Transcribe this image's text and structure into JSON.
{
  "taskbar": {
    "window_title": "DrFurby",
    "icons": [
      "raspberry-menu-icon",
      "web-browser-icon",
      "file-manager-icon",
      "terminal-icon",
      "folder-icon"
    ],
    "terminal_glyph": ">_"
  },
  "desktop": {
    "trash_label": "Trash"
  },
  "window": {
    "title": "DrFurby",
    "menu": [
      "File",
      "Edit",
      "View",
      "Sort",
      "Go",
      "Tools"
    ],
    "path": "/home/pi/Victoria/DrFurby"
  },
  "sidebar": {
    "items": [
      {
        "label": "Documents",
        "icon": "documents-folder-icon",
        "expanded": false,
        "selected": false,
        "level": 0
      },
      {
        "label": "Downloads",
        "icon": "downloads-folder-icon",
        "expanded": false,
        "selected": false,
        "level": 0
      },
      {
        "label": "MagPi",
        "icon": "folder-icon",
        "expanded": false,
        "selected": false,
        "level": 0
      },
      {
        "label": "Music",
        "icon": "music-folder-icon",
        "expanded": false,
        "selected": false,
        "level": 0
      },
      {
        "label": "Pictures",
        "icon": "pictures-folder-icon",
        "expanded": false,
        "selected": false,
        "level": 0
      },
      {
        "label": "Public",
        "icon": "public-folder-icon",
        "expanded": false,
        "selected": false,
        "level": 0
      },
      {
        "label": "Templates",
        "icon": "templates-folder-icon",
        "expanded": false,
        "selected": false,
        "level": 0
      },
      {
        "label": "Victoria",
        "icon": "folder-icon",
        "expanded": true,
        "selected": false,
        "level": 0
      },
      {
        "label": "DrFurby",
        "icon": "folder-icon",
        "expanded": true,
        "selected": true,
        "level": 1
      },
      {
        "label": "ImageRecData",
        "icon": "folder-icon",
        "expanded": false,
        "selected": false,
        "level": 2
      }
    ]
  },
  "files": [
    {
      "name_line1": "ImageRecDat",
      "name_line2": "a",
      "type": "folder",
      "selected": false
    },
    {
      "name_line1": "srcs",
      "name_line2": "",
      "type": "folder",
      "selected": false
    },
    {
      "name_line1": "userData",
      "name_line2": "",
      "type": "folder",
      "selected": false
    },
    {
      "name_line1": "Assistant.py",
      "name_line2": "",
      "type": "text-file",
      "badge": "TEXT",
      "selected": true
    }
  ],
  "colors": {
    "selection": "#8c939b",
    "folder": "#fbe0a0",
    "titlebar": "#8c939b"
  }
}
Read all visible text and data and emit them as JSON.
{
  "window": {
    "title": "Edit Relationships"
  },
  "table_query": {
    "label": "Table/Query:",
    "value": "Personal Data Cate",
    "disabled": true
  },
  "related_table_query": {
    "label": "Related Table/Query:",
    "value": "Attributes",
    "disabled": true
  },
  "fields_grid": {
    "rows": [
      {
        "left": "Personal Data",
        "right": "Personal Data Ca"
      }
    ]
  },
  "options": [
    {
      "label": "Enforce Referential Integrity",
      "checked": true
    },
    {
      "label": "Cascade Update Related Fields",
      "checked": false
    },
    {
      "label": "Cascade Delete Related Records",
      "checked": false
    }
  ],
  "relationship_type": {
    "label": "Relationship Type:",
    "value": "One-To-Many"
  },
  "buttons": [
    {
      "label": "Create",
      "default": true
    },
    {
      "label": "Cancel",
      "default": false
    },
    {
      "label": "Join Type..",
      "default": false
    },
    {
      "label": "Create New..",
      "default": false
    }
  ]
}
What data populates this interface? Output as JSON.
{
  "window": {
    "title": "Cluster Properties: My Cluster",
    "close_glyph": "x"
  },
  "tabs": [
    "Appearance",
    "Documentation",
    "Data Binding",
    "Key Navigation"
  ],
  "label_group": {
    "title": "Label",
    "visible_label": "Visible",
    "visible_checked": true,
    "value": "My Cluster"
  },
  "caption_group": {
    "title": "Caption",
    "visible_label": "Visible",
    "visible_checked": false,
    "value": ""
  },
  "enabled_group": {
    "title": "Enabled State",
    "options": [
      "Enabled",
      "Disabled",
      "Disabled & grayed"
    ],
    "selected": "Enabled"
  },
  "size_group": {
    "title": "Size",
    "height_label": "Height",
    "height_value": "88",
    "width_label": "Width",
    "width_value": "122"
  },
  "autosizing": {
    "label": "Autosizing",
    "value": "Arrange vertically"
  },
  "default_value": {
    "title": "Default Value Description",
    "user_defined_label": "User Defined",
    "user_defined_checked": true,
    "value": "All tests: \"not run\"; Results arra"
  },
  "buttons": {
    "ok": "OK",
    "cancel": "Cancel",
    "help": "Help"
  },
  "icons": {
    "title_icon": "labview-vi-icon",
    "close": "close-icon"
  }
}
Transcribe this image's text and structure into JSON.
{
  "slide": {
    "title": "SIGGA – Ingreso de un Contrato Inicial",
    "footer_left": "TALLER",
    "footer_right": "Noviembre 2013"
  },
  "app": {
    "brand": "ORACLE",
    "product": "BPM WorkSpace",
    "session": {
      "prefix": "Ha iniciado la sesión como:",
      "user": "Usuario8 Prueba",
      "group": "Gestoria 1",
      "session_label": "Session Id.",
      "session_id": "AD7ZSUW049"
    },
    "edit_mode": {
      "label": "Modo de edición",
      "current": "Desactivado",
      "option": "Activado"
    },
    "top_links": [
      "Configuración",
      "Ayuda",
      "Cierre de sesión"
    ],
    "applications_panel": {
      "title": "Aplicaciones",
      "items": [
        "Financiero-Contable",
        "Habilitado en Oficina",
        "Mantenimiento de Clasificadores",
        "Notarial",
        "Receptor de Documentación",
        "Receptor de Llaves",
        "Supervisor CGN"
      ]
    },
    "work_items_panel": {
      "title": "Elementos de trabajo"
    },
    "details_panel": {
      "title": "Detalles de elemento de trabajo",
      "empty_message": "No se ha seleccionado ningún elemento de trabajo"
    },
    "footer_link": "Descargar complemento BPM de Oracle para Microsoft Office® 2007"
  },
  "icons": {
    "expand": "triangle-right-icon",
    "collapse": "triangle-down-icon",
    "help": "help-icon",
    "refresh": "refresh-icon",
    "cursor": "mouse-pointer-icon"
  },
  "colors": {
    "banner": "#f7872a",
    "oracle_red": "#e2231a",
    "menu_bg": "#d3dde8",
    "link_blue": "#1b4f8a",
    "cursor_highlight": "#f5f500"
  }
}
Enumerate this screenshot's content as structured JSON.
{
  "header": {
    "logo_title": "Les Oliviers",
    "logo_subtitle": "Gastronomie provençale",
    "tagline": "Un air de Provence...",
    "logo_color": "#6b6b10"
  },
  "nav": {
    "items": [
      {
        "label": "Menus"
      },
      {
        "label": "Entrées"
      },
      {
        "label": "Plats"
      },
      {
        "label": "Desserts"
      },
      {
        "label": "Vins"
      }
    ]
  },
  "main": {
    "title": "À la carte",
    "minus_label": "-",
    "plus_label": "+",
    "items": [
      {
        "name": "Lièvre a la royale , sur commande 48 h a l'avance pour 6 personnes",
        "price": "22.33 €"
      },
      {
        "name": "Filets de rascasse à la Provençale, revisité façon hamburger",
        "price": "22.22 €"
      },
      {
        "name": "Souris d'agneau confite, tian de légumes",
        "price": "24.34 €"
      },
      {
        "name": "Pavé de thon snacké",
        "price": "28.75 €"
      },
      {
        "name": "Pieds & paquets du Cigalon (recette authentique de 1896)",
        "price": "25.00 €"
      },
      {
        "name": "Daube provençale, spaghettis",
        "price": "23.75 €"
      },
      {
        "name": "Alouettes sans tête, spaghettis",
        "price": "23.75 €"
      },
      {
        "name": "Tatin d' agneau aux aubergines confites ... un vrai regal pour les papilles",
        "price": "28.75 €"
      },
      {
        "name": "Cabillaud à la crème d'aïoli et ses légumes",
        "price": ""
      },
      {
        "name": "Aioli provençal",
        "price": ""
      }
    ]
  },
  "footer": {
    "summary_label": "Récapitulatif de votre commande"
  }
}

Do this —
Among the lines of the listing, how many hold the string "légumes"? Respond with only the number.

Solution to the exercise —
2